* [Information given]:
<<<<

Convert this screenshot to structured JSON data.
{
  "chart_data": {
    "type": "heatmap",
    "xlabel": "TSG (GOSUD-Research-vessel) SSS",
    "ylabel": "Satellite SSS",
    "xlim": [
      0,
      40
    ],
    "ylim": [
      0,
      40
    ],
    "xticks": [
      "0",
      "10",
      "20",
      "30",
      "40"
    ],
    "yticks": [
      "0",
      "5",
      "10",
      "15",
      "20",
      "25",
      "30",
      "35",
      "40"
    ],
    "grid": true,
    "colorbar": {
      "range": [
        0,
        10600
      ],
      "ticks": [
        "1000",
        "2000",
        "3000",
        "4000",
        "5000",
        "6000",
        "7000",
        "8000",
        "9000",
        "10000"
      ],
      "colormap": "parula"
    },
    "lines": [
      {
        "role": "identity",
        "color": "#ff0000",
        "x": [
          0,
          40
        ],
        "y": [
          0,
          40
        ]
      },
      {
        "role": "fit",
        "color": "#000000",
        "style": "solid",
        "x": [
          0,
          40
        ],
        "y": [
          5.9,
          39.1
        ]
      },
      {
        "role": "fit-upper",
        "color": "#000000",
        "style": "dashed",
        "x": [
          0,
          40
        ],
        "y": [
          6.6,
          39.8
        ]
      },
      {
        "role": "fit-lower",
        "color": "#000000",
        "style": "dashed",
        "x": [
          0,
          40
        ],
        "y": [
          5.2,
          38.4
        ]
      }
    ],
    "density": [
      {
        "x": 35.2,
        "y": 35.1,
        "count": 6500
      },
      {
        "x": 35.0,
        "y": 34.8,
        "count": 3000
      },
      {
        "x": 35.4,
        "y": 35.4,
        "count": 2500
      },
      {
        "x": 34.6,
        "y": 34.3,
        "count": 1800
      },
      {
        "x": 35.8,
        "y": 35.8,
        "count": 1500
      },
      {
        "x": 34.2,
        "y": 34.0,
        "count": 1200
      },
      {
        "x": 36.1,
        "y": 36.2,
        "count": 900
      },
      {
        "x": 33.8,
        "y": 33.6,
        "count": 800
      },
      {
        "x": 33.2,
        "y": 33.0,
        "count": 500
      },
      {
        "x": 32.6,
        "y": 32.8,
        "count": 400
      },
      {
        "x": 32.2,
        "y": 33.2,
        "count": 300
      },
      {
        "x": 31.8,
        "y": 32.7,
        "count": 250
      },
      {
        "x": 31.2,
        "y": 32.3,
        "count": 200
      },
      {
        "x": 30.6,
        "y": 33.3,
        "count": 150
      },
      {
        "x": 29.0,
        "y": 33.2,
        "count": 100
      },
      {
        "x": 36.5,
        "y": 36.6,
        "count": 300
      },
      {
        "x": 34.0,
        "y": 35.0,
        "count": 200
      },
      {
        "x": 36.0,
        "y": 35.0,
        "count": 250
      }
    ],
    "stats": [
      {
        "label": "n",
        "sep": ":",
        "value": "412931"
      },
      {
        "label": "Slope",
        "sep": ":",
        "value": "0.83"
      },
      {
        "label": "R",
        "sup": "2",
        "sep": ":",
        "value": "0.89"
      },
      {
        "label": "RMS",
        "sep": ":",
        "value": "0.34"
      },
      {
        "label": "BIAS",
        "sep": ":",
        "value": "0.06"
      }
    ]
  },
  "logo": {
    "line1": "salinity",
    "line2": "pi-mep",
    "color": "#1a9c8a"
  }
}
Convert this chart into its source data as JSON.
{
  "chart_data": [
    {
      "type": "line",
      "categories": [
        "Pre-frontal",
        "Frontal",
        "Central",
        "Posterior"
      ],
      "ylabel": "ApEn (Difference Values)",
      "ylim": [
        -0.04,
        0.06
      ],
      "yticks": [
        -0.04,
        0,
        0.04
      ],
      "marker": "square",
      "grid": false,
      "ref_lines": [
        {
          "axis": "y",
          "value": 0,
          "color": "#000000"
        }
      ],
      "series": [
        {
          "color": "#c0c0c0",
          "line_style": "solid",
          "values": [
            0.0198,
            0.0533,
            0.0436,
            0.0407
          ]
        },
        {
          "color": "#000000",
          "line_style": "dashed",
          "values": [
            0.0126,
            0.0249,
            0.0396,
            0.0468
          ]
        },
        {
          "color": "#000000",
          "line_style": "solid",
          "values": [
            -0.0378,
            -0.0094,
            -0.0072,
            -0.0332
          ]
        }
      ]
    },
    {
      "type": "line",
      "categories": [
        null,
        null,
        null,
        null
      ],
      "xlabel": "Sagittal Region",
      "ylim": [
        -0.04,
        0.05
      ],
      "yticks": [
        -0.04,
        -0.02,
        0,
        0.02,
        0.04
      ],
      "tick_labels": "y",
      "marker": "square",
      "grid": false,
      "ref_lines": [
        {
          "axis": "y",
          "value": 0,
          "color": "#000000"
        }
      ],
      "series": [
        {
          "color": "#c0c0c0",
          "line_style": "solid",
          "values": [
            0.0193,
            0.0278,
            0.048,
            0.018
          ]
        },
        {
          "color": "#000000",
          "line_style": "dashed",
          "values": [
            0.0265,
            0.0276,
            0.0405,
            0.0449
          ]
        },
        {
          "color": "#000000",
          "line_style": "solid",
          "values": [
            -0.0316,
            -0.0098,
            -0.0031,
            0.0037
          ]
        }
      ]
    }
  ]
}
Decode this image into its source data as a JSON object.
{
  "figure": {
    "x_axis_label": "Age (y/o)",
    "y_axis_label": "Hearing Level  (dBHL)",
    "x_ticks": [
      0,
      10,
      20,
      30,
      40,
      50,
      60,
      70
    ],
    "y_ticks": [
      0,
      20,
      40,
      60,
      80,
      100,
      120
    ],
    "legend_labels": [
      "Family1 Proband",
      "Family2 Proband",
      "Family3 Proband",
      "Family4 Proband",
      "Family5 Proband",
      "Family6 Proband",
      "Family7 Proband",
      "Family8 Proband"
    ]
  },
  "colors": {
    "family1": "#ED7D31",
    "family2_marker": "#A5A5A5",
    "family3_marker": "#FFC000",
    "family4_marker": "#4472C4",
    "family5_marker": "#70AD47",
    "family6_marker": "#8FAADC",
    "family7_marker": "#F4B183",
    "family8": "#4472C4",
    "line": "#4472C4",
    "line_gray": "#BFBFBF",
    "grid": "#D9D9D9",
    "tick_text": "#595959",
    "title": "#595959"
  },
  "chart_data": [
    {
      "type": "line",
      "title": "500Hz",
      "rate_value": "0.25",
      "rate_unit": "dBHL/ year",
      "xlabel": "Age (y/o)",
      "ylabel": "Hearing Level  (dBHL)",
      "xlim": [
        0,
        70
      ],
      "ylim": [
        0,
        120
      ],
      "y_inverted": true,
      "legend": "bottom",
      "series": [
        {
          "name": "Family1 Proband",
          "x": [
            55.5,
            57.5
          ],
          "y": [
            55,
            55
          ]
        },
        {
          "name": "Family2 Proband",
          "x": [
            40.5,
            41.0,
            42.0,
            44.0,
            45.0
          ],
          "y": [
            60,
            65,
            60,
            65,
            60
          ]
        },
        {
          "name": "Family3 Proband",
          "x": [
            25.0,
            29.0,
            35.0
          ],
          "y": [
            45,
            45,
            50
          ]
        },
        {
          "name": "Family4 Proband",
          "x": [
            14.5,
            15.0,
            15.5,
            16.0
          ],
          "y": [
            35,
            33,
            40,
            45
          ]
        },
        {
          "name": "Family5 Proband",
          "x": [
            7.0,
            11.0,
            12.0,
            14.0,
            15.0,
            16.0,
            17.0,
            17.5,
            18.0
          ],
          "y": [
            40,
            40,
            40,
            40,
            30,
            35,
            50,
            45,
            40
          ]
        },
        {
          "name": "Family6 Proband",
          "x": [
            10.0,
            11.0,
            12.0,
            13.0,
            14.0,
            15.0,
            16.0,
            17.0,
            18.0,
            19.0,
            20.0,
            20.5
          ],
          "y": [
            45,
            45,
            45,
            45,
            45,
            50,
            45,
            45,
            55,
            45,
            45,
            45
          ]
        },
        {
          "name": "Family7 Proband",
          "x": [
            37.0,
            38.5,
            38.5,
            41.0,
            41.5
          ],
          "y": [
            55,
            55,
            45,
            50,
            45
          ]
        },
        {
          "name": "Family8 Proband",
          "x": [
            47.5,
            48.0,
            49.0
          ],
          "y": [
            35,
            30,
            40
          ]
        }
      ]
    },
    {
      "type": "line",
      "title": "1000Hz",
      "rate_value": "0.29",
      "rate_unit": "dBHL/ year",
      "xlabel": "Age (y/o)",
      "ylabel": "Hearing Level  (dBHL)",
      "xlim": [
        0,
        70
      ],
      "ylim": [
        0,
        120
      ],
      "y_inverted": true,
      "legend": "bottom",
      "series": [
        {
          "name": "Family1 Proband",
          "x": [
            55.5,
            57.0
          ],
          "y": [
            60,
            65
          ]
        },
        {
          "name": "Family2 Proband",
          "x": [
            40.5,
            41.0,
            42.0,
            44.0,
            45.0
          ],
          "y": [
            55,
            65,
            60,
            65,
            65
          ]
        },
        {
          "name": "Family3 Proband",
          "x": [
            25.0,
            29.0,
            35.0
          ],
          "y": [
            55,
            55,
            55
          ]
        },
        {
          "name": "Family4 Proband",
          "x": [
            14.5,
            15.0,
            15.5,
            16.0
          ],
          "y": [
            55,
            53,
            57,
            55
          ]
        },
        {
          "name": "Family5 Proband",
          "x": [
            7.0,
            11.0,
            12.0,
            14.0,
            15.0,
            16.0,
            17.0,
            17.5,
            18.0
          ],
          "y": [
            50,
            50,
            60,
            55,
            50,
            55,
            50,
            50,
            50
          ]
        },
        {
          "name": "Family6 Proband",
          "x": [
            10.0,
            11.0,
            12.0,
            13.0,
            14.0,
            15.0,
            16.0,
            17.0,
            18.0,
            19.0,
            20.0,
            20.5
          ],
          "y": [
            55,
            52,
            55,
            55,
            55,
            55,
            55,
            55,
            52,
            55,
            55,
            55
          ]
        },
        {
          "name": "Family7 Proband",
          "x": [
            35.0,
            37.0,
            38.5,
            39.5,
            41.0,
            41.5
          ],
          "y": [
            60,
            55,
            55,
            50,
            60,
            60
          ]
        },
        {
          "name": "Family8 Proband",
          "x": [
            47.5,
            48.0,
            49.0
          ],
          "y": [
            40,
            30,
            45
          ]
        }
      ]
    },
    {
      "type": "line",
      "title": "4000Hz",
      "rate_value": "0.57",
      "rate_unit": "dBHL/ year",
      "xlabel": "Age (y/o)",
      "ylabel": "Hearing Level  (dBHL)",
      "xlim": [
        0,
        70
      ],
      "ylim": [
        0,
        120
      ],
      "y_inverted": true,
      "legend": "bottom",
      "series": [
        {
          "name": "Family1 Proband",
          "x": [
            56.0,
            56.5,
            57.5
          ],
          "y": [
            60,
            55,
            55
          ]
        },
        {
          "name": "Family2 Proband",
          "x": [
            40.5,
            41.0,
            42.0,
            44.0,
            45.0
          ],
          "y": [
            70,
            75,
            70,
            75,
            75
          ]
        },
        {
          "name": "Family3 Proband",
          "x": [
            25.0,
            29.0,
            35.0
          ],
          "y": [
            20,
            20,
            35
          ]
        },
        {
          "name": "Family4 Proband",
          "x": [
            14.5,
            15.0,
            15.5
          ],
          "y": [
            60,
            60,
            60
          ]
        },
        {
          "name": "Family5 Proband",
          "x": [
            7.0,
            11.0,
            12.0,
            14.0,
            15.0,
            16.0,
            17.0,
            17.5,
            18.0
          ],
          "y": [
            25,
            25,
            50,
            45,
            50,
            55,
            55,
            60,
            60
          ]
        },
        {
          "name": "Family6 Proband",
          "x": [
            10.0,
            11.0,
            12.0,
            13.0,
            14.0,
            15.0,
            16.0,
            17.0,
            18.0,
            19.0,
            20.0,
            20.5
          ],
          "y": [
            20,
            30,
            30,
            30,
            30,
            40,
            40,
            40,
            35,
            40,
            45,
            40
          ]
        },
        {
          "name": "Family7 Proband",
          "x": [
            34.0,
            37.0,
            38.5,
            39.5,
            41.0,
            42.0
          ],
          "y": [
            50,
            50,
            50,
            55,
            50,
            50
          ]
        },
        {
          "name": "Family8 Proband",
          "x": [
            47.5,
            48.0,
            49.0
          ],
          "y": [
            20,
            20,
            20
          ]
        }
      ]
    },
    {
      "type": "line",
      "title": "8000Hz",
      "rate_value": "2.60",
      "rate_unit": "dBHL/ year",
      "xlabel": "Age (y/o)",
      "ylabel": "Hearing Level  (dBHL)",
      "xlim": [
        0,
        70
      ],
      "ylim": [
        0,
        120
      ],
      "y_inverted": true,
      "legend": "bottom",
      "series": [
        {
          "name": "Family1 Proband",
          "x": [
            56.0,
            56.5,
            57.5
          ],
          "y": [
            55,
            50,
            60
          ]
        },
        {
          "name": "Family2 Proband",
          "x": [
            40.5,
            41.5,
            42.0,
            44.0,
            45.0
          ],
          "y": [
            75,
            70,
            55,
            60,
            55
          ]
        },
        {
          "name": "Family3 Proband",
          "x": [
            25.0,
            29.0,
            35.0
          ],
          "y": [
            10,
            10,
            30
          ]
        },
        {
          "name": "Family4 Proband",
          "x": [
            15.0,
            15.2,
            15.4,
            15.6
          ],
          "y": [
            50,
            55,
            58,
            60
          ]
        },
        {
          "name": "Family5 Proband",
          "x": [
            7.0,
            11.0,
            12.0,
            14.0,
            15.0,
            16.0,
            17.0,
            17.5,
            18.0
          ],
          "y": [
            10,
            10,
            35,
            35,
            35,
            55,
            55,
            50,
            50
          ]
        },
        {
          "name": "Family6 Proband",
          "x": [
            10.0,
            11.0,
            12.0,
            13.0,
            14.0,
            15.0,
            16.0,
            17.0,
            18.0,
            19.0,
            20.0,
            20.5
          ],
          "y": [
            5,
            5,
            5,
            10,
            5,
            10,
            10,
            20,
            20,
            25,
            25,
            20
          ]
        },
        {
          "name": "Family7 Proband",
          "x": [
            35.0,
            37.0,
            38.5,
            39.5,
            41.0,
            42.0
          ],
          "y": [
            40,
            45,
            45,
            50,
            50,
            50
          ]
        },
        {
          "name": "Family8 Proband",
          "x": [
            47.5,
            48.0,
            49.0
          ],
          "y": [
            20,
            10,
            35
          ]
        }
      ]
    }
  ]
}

>>>>

* [Exercise description]:
Your task is to pick out every line with the string "Convert" and copy it.

* [Output of the exercise]:
Convert this screenshot to structured JSON data.
Convert this chart into its source data as JSON.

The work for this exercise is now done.